> Work to do: Retype the records below exactly as they appear.

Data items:
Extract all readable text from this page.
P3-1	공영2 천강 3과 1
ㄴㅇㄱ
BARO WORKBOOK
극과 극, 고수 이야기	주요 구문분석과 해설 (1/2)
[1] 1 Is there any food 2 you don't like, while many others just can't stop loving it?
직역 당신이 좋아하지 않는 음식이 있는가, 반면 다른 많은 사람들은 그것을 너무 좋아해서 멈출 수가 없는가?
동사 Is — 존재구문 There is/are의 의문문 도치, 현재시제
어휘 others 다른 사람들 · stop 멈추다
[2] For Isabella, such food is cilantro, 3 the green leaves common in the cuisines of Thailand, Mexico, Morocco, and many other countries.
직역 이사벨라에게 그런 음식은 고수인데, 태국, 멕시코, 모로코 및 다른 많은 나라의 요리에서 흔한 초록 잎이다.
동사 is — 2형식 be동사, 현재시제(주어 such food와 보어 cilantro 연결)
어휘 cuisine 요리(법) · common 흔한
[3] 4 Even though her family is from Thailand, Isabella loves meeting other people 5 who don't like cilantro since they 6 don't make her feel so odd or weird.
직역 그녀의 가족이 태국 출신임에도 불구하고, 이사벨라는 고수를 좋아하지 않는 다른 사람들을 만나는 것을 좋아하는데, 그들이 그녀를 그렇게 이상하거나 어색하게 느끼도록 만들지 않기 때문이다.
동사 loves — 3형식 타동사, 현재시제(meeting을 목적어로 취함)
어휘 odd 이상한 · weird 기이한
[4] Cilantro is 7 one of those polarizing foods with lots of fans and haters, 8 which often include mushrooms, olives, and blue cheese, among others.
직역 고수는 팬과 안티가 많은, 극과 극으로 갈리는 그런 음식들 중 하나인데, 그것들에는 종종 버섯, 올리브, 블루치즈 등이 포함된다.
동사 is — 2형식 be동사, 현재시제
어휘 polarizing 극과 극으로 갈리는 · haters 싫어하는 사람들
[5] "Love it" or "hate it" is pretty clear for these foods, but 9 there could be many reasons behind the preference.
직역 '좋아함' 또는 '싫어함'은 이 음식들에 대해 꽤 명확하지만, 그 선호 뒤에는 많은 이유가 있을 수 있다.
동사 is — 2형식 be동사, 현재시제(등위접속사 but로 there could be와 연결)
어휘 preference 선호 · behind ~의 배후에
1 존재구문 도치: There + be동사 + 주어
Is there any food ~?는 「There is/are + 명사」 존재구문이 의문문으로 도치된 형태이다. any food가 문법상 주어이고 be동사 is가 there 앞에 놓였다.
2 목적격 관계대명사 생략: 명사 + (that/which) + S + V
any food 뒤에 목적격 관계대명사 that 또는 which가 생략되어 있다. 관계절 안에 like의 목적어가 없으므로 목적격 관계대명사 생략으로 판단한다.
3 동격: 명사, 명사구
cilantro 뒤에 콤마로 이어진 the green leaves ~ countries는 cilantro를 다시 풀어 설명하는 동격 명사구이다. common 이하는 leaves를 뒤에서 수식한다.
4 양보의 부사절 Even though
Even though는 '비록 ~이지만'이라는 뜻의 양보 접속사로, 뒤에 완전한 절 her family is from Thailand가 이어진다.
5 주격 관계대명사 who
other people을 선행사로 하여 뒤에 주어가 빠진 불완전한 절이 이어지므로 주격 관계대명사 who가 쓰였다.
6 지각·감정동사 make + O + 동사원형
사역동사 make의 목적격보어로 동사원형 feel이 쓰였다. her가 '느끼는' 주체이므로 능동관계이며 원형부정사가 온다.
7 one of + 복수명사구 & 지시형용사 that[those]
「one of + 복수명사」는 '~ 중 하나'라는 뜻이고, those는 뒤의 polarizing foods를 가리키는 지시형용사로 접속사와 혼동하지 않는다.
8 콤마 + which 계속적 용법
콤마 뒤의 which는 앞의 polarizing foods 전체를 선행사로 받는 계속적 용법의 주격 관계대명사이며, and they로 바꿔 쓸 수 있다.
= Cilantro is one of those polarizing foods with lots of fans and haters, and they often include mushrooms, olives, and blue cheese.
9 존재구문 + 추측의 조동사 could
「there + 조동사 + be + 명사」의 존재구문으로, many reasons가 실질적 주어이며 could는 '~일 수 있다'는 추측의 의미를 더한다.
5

> Correct output:
Extract all readable text from this page.
P3-1	공영2 천강 3과 1
ㄴㅇㄱ
BARO WORKBOOK
극과 극, 고수 이야기	주요 구문분석과 해설 (1/2)
[1] 1 Is there any food 2 you don't like, while many others just can't stop loving it?
직역 당신이 좋아하지 않는 음식이 있는가, 반면 다른 많은 사람들은 그것을 너무 좋아해서 멈출 수가 없는가?
동사 Is — 존재구문 There is/are의 의문문 도치, 현재시제
어휘 others 다른 사람들 · stop 멈추다
[2] For Isabella, such food is cilantro, 3 the green leaves common in the cuisines of Thailand, Mexico, Morocco, and many other countries.
직역 이사벨라에게 그런 음식은 고수인데, 태국, 멕시코, 모로코 및 다른 많은 나라의 요리에서 흔한 초록 잎이다.
동사 is — 2형식 be동사, 현재시제(주어 such food와 보어 cilantro 연결)
어휘 cuisine 요리(법) · common 흔한
[3] 4 Even though her family is from Thailand, Isabella loves meeting other people 5 who don't like cilantro since they 6 don't make her feel so odd or weird.
직역 그녀의 가족이 태국 출신임에도 불구하고, 이사벨라는 고수를 좋아하지 않는 다른 사람들을 만나는 것을 좋아하는데, 그들이 그녀를 그렇게 이상하거나 어색하게 느끼도록 만들지 않기 때문이다.
동사 loves — 3형식 타동사, 현재시제(meeting을 목적어로 취함)
어휘 odd 이상한 · weird 기이한
[4] Cilantro is 7 one of those polarizing foods with lots of fans and haters, 8 which often include mushrooms, olives, and blue cheese, among others.
직역 고수는 팬과 안티가 많은, 극과 극으로 갈리는 그런 음식들 중 하나인데, 그것들에는 종종 버섯, 올리브, 블루치즈 등이 포함된다.
동사 is — 2형식 be동사, 현재시제
어휘 polarizing 극과 극으로 갈리는 · haters 싫어하는 사람들
[5] "Love it" or "hate it" is pretty clear for these foods, but 9 there could be many reasons behind the preference.
직역 '좋아함' 또는 '싫어함'은 이 음식들에 대해 꽤 명확하지만, 그 선호 뒤에는 많은 이유가 있을 수 있다.
동사 is — 2형식 be동사, 현재시제(등위접속사 but로 there could be와 연결)
어휘 preference 선호 · behind ~의 배후에
1 존재구문 도치: There + be동사 + 주어
Is there any food ~?는 「There is/are + 명사」 존재구문이 의문문으로 도치된 형태이다. any food가 문법상 주어이고 be동사 is가 there 앞에 놓였다.
2 목적격 관계대명사 생략: 명사 + (that/which) + S + V
any food 뒤에 목적격 관계대명사 that 또는 which가 생략되어 있다. 관계절 안에 like의 목적어가 없으므로 목적격 관계대명사 생략으로 판단한다.
3 동격: 명사, 명사구
cilantro 뒤에 콤마로 이어진 the green leaves ~ countries는 cilantro를 다시 풀어 설명하는 동격 명사구이다. common 이하는 leaves를 뒤에서 수식한다.
4 양보의 부사절 Even though
Even though는 '비록 ~이지만'이라는 뜻의 양보 접속사로, 뒤에 완전한 절 her family is from Thailand가 이어진다.
5 주격 관계대명사 who
other people을 선행사로 하여 뒤에 주어가 빠진 불완전한 절이 이어지므로 주격 관계대명사 who가 쓰였다.
6 지각·감정동사 make + O + 동사원형
사역동사 make의 목적격보어로 동사원형 feel이 쓰였다. her가 '느끼는' 주체이므로 능동관계이며 원형부정사가 온다.
7 one of + 복수명사구 & 지시형용사 that[those]
「one of + 복수명사」는 '~ 중 하나'라는 뜻이고, those는 뒤의 polarizing foods를 가리키는 지시형용사로 접속사와 혼동하지 않는다.
8 콤마 + which 계속적 용법
콤마 뒤의 which는 앞의 polarizing foods 전체를 선행사로 받는 계속적 용법의 주격 관계대명사이며, and they로 바꿔 쓸 수 있다.
= Cilantro is one of those polarizing foods with lots of fans and haters, and they often include mushrooms, olives, and blue cheese.
9 존재구문 + 추측의 조동사 could
「there + 조동사 + be + 명사」의 존재구문으로, many reasons가 실질적 주어이며 could는 '~일 수 있다'는 추측의 의미를 더한다.
5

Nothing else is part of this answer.